Exercise instructions: Can you format the lines below as a numbered list, starting at the first line and stopping after the line that contains "data-points bbox=[169, 157, 670, 566]", with any blank lines left out?

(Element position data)

↓↓↓

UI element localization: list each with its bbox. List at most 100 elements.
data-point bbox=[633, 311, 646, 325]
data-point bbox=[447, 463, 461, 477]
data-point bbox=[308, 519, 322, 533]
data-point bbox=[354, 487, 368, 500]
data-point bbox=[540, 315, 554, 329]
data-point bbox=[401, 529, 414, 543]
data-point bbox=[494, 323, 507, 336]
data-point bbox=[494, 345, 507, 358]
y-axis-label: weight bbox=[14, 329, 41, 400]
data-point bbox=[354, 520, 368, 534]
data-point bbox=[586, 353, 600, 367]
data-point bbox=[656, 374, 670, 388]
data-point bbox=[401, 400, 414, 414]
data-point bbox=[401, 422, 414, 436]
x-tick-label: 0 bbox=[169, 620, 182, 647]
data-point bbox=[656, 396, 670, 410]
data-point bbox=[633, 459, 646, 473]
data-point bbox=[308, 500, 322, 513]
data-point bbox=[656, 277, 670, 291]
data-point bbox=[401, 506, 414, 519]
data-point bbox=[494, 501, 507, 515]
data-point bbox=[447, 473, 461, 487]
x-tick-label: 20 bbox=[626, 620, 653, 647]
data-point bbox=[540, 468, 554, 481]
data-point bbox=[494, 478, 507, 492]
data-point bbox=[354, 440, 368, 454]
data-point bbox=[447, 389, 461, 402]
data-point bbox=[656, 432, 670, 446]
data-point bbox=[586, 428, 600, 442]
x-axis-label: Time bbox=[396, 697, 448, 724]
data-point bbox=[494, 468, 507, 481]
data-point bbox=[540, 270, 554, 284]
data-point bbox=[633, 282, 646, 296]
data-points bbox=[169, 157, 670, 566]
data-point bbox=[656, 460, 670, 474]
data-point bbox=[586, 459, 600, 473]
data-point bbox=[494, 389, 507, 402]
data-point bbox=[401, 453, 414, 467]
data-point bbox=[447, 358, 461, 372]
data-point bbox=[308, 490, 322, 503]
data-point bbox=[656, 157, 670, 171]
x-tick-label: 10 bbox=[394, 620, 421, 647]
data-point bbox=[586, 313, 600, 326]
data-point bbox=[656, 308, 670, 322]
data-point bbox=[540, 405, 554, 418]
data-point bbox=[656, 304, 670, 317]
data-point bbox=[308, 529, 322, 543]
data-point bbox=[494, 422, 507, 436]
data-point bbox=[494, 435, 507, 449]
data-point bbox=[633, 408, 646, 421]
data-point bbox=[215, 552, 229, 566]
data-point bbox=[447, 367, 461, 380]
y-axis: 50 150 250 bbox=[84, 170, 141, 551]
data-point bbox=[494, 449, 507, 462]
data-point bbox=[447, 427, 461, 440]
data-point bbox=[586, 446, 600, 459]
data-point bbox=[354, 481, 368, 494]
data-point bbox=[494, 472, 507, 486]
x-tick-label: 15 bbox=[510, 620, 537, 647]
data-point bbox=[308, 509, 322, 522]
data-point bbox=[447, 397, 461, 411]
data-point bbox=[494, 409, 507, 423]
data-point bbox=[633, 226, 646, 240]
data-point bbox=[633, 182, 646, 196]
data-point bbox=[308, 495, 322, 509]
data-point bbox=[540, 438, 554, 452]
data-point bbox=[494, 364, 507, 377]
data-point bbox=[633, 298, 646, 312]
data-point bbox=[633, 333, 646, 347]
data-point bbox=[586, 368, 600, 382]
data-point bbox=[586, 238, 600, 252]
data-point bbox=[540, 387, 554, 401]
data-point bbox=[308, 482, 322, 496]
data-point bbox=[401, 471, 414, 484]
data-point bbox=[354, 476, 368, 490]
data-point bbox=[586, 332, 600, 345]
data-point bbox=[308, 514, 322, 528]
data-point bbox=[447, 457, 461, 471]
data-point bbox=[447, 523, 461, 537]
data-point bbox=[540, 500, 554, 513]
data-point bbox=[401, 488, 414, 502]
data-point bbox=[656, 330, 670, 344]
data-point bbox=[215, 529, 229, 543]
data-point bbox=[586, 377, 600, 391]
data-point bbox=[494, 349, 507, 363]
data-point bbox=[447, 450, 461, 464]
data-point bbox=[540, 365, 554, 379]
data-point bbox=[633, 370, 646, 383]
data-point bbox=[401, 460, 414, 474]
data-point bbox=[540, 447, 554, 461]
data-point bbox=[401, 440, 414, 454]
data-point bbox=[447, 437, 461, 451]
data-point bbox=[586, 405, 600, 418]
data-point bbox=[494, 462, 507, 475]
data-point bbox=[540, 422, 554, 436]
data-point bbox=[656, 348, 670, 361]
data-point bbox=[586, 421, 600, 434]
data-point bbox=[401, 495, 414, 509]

↑↑↑

Answer for this exercise:
1. UI element localization: list each with its bbox. List at most 100 elements.
2. data-point bbox=[633, 311, 646, 325]
3. data-point bbox=[447, 463, 461, 477]
4. data-point bbox=[308, 519, 322, 533]
5. data-point bbox=[354, 487, 368, 500]
6. data-point bbox=[540, 315, 554, 329]
7. data-point bbox=[401, 529, 414, 543]
8. data-point bbox=[494, 323, 507, 336]
9. data-point bbox=[494, 345, 507, 358]
10. y-axis-label: weight bbox=[14, 329, 41, 400]
11. data-point bbox=[354, 520, 368, 534]
12. data-point bbox=[586, 353, 600, 367]
13. data-point bbox=[656, 374, 670, 388]
14. data-point bbox=[401, 400, 414, 414]
15. data-point bbox=[401, 422, 414, 436]
16. x-tick-label: 0 bbox=[169, 620, 182, 647]
17. data-point bbox=[656, 396, 670, 410]
18. data-point bbox=[633, 459, 646, 473]
19. data-point bbox=[308, 500, 322, 513]
20. data-point bbox=[656, 277, 670, 291]
21. data-point bbox=[401, 506, 414, 519]
22. data-point bbox=[494, 501, 507, 515]
23. data-point bbox=[447, 473, 461, 487]
24. x-tick-label: 20 bbox=[626, 620, 653, 647]
25. data-point bbox=[540, 468, 554, 481]
26. data-point bbox=[494, 478, 507, 492]
27. data-point bbox=[354, 440, 368, 454]
28. data-point bbox=[447, 389, 461, 402]
29. data-point bbox=[656, 432, 670, 446]
30. data-point bbox=[586, 428, 600, 442]
31. x-axis-label: Time bbox=[396, 697, 448, 724]
32. data-point bbox=[494, 468, 507, 481]
33. data-point bbox=[540, 270, 554, 284]
34. data-point bbox=[633, 282, 646, 296]
35. data-points bbox=[169, 157, 670, 566]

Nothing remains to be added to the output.